__Dataset records__:
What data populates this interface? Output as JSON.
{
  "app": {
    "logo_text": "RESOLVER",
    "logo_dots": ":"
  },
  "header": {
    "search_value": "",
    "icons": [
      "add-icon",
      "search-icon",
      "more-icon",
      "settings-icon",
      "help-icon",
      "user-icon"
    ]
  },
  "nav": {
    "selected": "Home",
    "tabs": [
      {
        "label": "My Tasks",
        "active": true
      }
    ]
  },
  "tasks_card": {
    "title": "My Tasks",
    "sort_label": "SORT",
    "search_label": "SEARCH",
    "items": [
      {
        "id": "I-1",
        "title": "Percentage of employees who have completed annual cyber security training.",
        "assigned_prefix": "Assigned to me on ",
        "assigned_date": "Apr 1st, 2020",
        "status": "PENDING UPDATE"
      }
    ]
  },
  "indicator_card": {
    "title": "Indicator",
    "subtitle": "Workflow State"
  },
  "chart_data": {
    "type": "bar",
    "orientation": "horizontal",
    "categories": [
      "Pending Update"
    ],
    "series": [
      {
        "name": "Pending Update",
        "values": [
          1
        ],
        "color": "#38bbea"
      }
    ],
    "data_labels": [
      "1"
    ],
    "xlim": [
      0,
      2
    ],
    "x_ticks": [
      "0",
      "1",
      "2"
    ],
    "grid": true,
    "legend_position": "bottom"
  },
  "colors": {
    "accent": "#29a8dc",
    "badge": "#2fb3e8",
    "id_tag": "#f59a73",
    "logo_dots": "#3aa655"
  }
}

...

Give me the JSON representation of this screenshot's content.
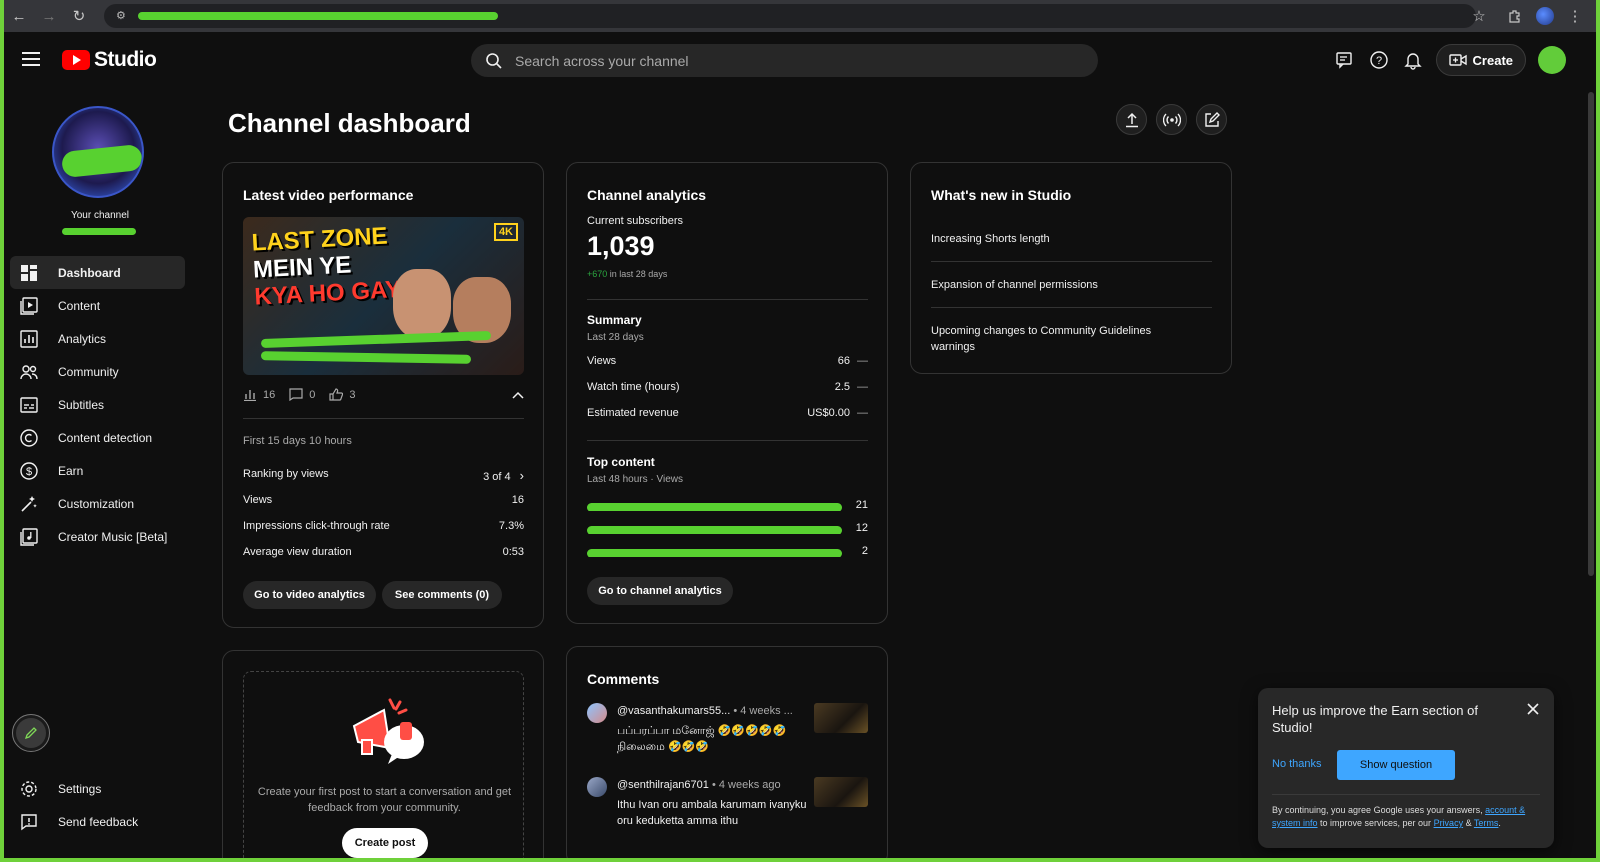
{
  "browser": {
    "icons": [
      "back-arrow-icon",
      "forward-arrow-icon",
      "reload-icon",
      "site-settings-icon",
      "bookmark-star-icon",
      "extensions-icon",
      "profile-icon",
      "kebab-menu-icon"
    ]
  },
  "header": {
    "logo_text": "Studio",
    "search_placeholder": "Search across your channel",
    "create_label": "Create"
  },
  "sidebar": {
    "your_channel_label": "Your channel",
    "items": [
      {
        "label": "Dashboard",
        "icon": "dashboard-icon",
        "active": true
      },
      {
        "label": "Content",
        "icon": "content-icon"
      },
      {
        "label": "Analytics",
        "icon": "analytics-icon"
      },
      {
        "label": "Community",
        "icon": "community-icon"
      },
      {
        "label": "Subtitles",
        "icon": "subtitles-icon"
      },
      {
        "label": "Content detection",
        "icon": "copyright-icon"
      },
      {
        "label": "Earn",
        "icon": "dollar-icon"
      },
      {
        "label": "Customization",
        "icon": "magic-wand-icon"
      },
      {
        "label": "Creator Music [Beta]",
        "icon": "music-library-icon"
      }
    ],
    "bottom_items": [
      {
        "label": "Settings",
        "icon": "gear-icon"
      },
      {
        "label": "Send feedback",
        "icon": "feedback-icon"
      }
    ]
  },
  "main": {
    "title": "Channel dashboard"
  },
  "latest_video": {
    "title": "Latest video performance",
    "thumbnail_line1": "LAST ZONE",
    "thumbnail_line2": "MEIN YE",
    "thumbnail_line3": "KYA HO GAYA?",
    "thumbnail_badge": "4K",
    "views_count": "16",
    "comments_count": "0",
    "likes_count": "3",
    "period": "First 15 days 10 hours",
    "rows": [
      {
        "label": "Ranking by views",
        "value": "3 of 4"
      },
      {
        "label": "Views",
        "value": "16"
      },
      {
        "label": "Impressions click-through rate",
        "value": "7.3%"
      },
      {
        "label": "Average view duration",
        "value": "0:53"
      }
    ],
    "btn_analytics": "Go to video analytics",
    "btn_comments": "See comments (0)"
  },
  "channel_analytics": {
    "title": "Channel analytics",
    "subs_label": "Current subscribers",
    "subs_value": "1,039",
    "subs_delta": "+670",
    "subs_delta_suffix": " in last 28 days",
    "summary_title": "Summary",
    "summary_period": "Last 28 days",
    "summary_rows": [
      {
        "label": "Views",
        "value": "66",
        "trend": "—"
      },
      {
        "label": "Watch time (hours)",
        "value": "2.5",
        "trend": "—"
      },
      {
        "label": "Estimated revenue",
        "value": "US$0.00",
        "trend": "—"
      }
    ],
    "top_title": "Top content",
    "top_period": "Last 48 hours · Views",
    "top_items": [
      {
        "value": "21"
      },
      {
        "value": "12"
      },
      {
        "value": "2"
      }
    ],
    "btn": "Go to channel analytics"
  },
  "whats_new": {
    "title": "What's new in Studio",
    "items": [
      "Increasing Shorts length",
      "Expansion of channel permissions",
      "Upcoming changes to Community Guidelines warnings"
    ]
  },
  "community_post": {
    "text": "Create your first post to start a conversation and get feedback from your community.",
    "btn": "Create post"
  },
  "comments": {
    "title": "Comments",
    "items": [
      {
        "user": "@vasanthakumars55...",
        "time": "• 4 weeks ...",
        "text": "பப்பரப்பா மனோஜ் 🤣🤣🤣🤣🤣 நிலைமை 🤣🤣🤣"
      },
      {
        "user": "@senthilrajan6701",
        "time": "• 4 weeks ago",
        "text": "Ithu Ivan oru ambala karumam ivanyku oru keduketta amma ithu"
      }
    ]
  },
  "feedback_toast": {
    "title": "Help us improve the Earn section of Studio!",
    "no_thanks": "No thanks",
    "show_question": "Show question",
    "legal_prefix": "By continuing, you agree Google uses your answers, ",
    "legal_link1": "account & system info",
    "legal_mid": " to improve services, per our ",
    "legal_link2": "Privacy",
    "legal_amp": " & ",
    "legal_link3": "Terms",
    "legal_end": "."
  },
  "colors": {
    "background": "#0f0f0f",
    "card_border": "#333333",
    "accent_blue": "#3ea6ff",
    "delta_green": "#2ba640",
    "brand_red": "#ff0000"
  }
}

---

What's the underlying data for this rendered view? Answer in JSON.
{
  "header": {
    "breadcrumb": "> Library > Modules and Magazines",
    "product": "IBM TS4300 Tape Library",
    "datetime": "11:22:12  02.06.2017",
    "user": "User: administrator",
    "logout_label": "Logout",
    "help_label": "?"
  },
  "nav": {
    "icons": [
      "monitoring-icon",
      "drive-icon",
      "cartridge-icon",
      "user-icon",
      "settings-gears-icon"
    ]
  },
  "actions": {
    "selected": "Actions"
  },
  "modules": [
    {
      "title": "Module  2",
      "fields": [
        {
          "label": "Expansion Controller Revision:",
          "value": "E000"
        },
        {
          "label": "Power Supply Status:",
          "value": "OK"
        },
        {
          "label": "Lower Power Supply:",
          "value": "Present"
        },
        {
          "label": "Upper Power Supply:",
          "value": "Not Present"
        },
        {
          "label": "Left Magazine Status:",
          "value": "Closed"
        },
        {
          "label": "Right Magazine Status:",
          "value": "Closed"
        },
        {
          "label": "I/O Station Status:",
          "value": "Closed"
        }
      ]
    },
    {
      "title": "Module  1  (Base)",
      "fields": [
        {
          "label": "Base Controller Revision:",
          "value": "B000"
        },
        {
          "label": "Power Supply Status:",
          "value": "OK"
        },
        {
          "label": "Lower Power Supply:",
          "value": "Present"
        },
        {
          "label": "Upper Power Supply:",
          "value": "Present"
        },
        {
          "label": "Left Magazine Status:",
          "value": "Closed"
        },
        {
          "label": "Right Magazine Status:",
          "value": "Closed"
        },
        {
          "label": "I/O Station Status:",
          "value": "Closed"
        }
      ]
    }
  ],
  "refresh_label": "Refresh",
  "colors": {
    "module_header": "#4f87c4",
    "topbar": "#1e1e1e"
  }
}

__Requirement__:
Select every line of the material above holding the word "JSON" and copy it.

__Written response__:
What data populates this interface? Output as JSON.
Give me the JSON representation of this screenshot's content.
What's the underlying data for this rendered view? Answer in JSON.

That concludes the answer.